WRITTEN INSTRUCTION ::
From the records below, extract all the text exactly and leave the images behind.

-- Start of RAW DATA --

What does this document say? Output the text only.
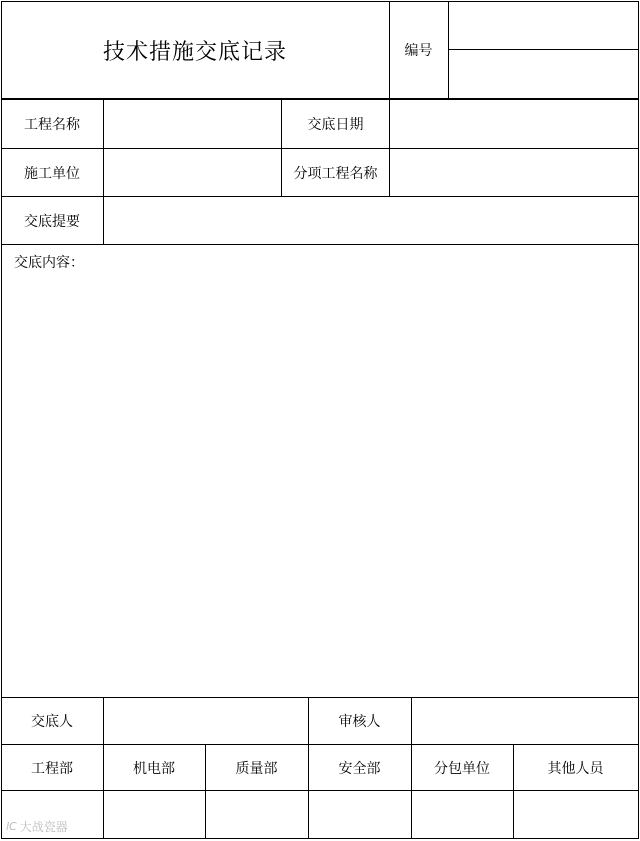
技术措施交底记录	编号
工程名称	交底日期
施工单位	分项工程名称
交底提要
交底内容：
交底人	审核人
工程部	机电部	质量部	安全部	分包单位	其他人员
lC 大战瓷器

-- End of RAW DATA --

COMPLETE OUTPUT ::
What does this document say? Output the text only.
技术措施交底记录	编号
工程名称	交底日期
施工单位	分项工程名称
交底提要
交底内容：
交底人	审核人
工程部	机电部	质量部	安全部	分包单位	其他人员
lC 大战瓷器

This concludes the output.